• [Task statement]: Check each line below for "MedicareTaxWithheld" and report how many have it, nothing else.

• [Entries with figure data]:
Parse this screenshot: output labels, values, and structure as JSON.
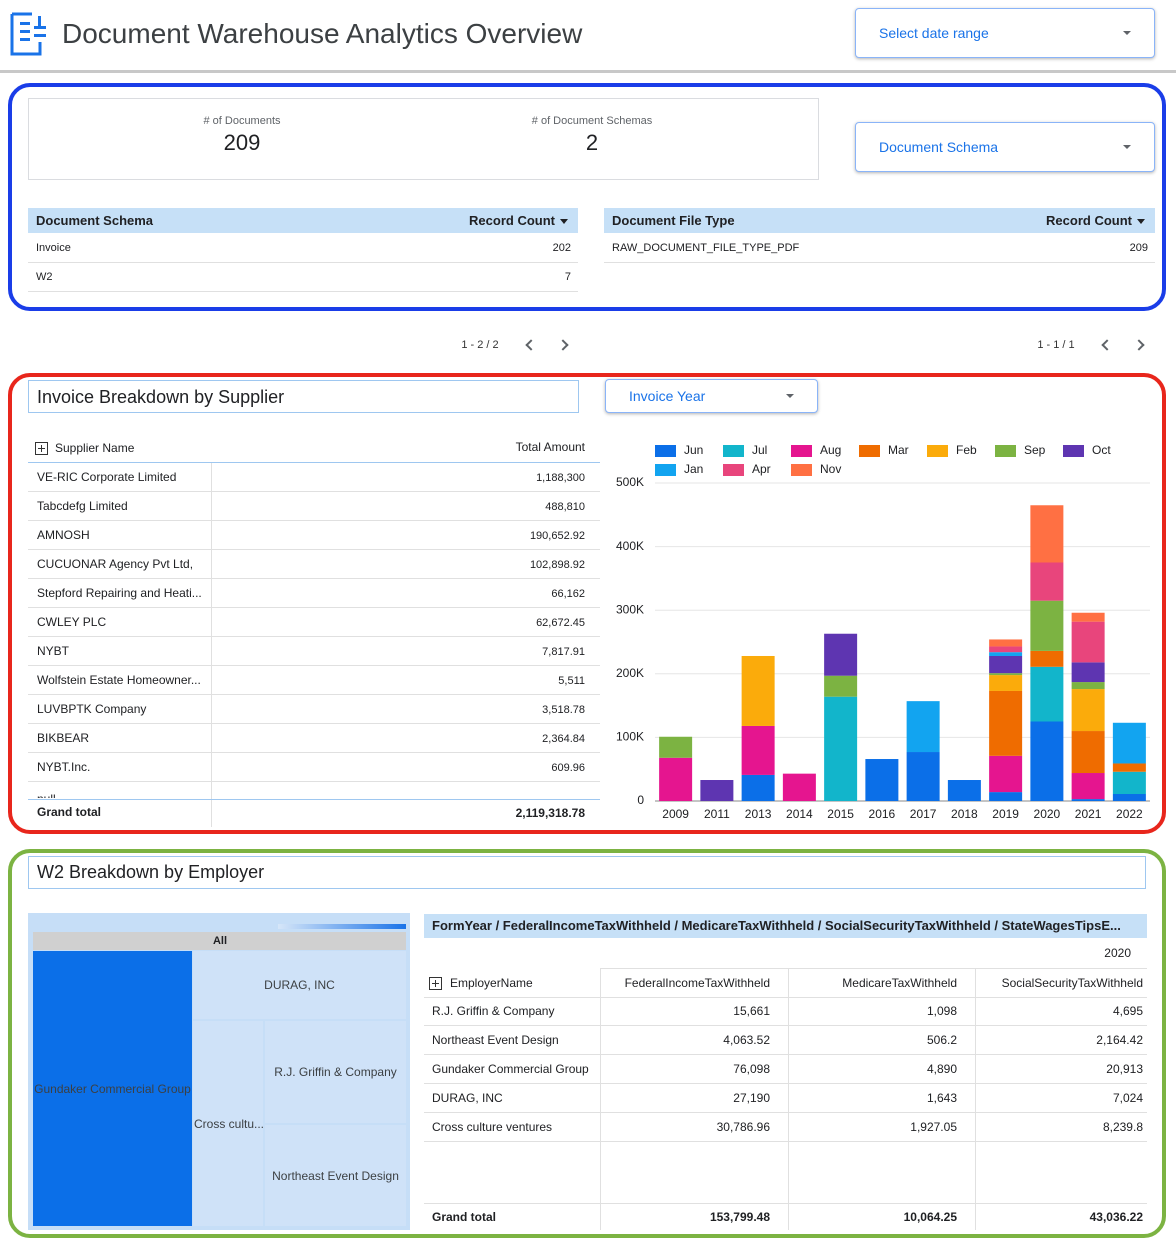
{
  "header": {
    "title": "Document Warehouse Analytics Overview",
    "date_range": "Select date range"
  },
  "summary": {
    "metrics": [
      {
        "label": "# of Documents",
        "value": "209"
      },
      {
        "label": "# of Document Schemas",
        "value": "2"
      }
    ],
    "schema_filter": "Document Schema"
  },
  "schema_table": {
    "columns": [
      "Document Schema",
      "Record Count"
    ],
    "rows": [
      [
        "Invoice",
        "202"
      ],
      [
        "W2",
        "7"
      ]
    ],
    "pagination": "1 - 2 / 2"
  },
  "file_type_table": {
    "columns": [
      "Document File Type",
      "Record Count"
    ],
    "rows": [
      [
        "RAW_DOCUMENT_FILE_TYPE_PDF",
        "209"
      ]
    ],
    "pagination": "1 - 1 / 1"
  },
  "invoice_section": {
    "title": "Invoice Breakdown by Supplier",
    "year_filter": "Invoice Year",
    "table": {
      "columns": [
        "Supplier Name",
        "Total Amount"
      ],
      "rows": [
        [
          "VE-RIC Corporate Limited",
          "1,188,300"
        ],
        [
          "Tabcdefg Limited",
          "488,810"
        ],
        [
          "AMNOSH",
          "190,652.92"
        ],
        [
          "CUCUONAR Agency Pvt Ltd,",
          "102,898.92"
        ],
        [
          "Stepford Repairing and Heati...",
          "66,162"
        ],
        [
          "CWLEY PLC",
          "62,672.45"
        ],
        [
          "NYBT",
          "7,817.91"
        ],
        [
          "Wolfstein Estate Homeowner...",
          "5,511"
        ],
        [
          "LUVBPTK Company",
          "3,518.78"
        ],
        [
          "BIKBEAR",
          "2,364.84"
        ],
        [
          "NYBT.Inc.",
          "609.96"
        ]
      ],
      "partial_row": "null",
      "total": [
        "Grand total",
        "2,119,318.78"
      ]
    }
  },
  "chart_data": {
    "type": "bar",
    "stacked": true,
    "grid": true,
    "legend": "top",
    "categories": [
      "2009",
      "2011",
      "2013",
      "2014",
      "2015",
      "2016",
      "2017",
      "2018",
      "2019",
      "2020",
      "2021",
      "2022"
    ],
    "ylim": [
      0,
      500000
    ],
    "yticks": [
      0,
      {
        "value": 100000,
        "label": "100K"
      },
      {
        "value": 200000,
        "label": "200K"
      },
      {
        "value": 300000,
        "label": "300K"
      },
      {
        "value": 400000,
        "label": "400K"
      },
      {
        "value": 500000,
        "label": "500K"
      }
    ],
    "series": [
      {
        "name": "Jun",
        "color": "#0b6fe8",
        "values": [
          null,
          null,
          41000,
          null,
          null,
          66000,
          77000,
          33000,
          14000,
          125000,
          3000,
          11000
        ]
      },
      {
        "name": "Jul",
        "color": "#12b5cb",
        "values": [
          null,
          null,
          null,
          null,
          164000,
          null,
          null,
          null,
          null,
          86000,
          null,
          35000
        ]
      },
      {
        "name": "Aug",
        "color": "#e5158f",
        "values": [
          68000,
          null,
          77000,
          43000,
          null,
          null,
          null,
          null,
          57000,
          null,
          41000,
          null
        ]
      },
      {
        "name": "Mar",
        "color": "#ef6c00",
        "values": [
          null,
          null,
          null,
          null,
          null,
          null,
          null,
          null,
          102000,
          25000,
          66000,
          13000
        ]
      },
      {
        "name": "Feb",
        "color": "#fbab0b",
        "values": [
          null,
          null,
          110000,
          null,
          null,
          null,
          null,
          null,
          25000,
          null,
          66000,
          null
        ]
      },
      {
        "name": "Sep",
        "color": "#7cb342",
        "values": [
          33000,
          null,
          null,
          null,
          33000,
          null,
          null,
          null,
          3000,
          79000,
          11000,
          null
        ]
      },
      {
        "name": "Oct",
        "color": "#5e35b1",
        "values": [
          null,
          33000,
          null,
          null,
          66000,
          null,
          null,
          null,
          27000,
          null,
          31000,
          null
        ]
      },
      {
        "name": "Jan",
        "color": "#12a4f0",
        "values": [
          null,
          null,
          null,
          null,
          null,
          null,
          80000,
          null,
          6000,
          null,
          null,
          64000
        ]
      },
      {
        "name": "Apr",
        "color": "#e8457c",
        "values": [
          null,
          null,
          null,
          null,
          null,
          null,
          null,
          null,
          9000,
          60000,
          64000,
          null
        ]
      },
      {
        "name": "Nov",
        "color": "#ff7043",
        "values": [
          null,
          null,
          null,
          null,
          null,
          null,
          null,
          null,
          11000,
          90000,
          14000,
          null
        ]
      }
    ]
  },
  "w2_section": {
    "title": "W2 Breakdown by Employer",
    "treemap": {
      "root": "All",
      "cells": [
        "Gundaker Commercial Group",
        "DURAG, INC",
        "Cross cultu...",
        "R.J. Griffin & Company",
        "Northeast Event Design"
      ]
    },
    "pivot": {
      "title": "FormYear / FederalIncomeTaxWithheld / MedicareTaxWithheld / SocialSecurityTaxWithheld / StateWagesTipsE...",
      "year": "2020",
      "columns": [
        "EmployerName",
        "FederalIncomeTaxWithheld",
        "MedicareTaxWithheld",
        "SocialSecurityTaxWithheld"
      ],
      "rows": [
        [
          "R.J. Griffin & Company",
          "15,661",
          "1,098",
          "4,695"
        ],
        [
          "Northeast Event Design",
          "4,063.52",
          "506.2",
          "2,164.42"
        ],
        [
          "Gundaker Commercial Group",
          "76,098",
          "4,890",
          "20,913"
        ],
        [
          "DURAG, INC",
          "27,190",
          "1,643",
          "7,024"
        ],
        [
          "Cross culture ventures",
          "30,786.96",
          "1,927.05",
          "8,239.8"
        ]
      ],
      "total": [
        "Grand total",
        "153,799.48",
        "10,064.25",
        "43,036.22"
      ]
    }
  }
}
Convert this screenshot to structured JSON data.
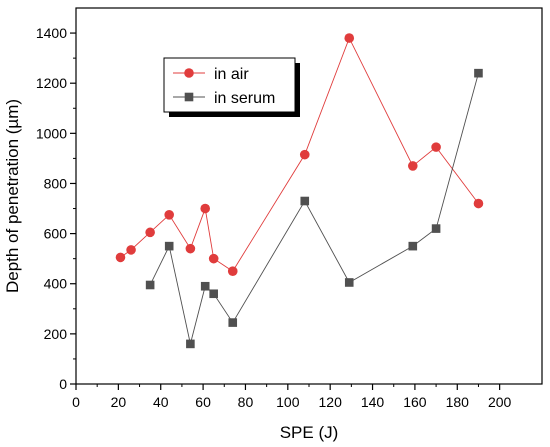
{
  "chart_data": {
    "type": "scatter",
    "xlabel": "SPE (J)",
    "ylabel": "Depth of penetration (µm)",
    "xlim": [
      0,
      220
    ],
    "ylim": [
      0,
      1500
    ],
    "xticks": [
      0,
      20,
      40,
      60,
      80,
      100,
      120,
      140,
      160,
      180,
      200
    ],
    "yticks": [
      0,
      200,
      400,
      600,
      800,
      1000,
      1200,
      1400
    ],
    "legend_position": "top-left",
    "series": [
      {
        "name": "in air",
        "color": "#e03c3c",
        "marker": "circle",
        "x": [
          21,
          26,
          35,
          44,
          54,
          61,
          65,
          74,
          108,
          129,
          159,
          170,
          190
        ],
        "y": [
          505,
          535,
          605,
          675,
          540,
          700,
          500,
          450,
          915,
          1380,
          870,
          945,
          720
        ]
      },
      {
        "name": "in serum",
        "color": "#505050",
        "marker": "square",
        "x": [
          35,
          44,
          54,
          61,
          65,
          74,
          108,
          129,
          159,
          170,
          190
        ],
        "y": [
          395,
          550,
          160,
          390,
          360,
          245,
          730,
          405,
          550,
          620,
          1240
        ]
      }
    ]
  }
}
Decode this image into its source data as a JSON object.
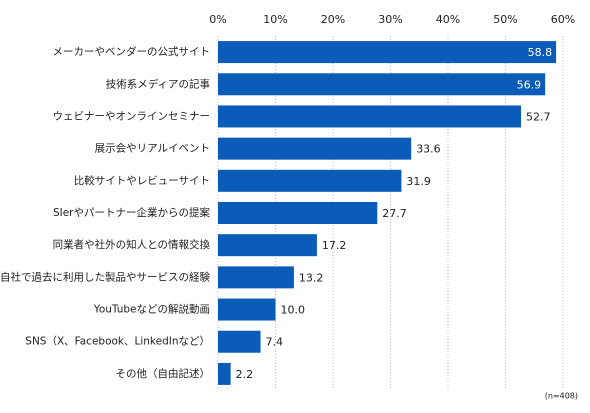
{
  "chart_data": {
    "type": "hbar",
    "categories": [
      "メーカーやベンダーの公式サイト",
      "技術系メディアの記事",
      "ウェビナーやオンラインセミナー",
      "展示会やリアルイベント",
      "比較サイトやレビューサイト",
      "SIerやパートナー企業からの提案",
      "同業者や社外の知人との情報交換",
      "自社で過去に利用した製品やサービスの経験",
      "YouTubeなどの解説動画",
      "SNS（X、Facebook、LinkedInなど）",
      "その他（自由記述）"
    ],
    "values": [
      58.8,
      56.9,
      52.7,
      33.6,
      31.9,
      27.7,
      17.2,
      13.2,
      10.0,
      7.4,
      2.2
    ],
    "value_labels": [
      "58.8",
      "56.9",
      "52.7",
      "33.6",
      "31.9",
      "27.7",
      "17.2",
      "13.2",
      "10.0",
      "7.4",
      "2.2"
    ],
    "color": "#0a5cb8",
    "xlim": [
      0,
      60
    ],
    "xticks": [
      {
        "value": 0,
        "label": "0%"
      },
      {
        "value": 10,
        "label": "10%"
      },
      {
        "value": 20,
        "label": "20%"
      },
      {
        "value": 30,
        "label": "30%"
      },
      {
        "value": 40,
        "label": "40%"
      },
      {
        "value": 50,
        "label": "50%"
      },
      {
        "value": 60,
        "label": "60%"
      }
    ],
    "grid": true,
    "note": "(n=408)"
  }
}
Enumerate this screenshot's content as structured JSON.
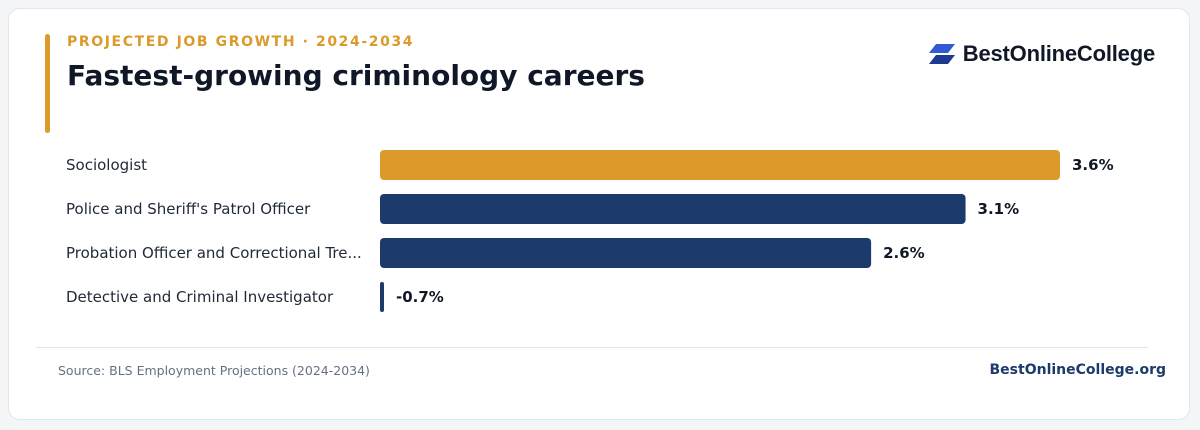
{
  "header": {
    "eyebrow": "PROJECTED JOB GROWTH · 2024-2034",
    "title": "Fastest-growing criminology careers"
  },
  "brand": {
    "name": "BestOnlineCollege",
    "icon": "brand-logo-icon"
  },
  "colors": {
    "accent": "#db9a2a",
    "primary": "#1c3a6b"
  },
  "chart_data": {
    "type": "bar",
    "orientation": "horizontal",
    "categories": [
      "Sociologist",
      "Police and Sheriff's Patrol Officer",
      "Probation Officer and Correctional Tre...",
      "Detective and Criminal Investigator"
    ],
    "values": [
      3.6,
      3.1,
      2.6,
      -0.7
    ],
    "value_labels": [
      "3.6%",
      "3.1%",
      "2.6%",
      "-0.7%"
    ],
    "highlight_index": 0,
    "xlim": [
      0,
      3.6
    ],
    "grid": false,
    "legend": "none"
  },
  "footer": {
    "source": "Source: BLS Employment Projections (2024-2034)",
    "site": "BestOnlineCollege.org"
  }
}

• [Solution for this problem]: 2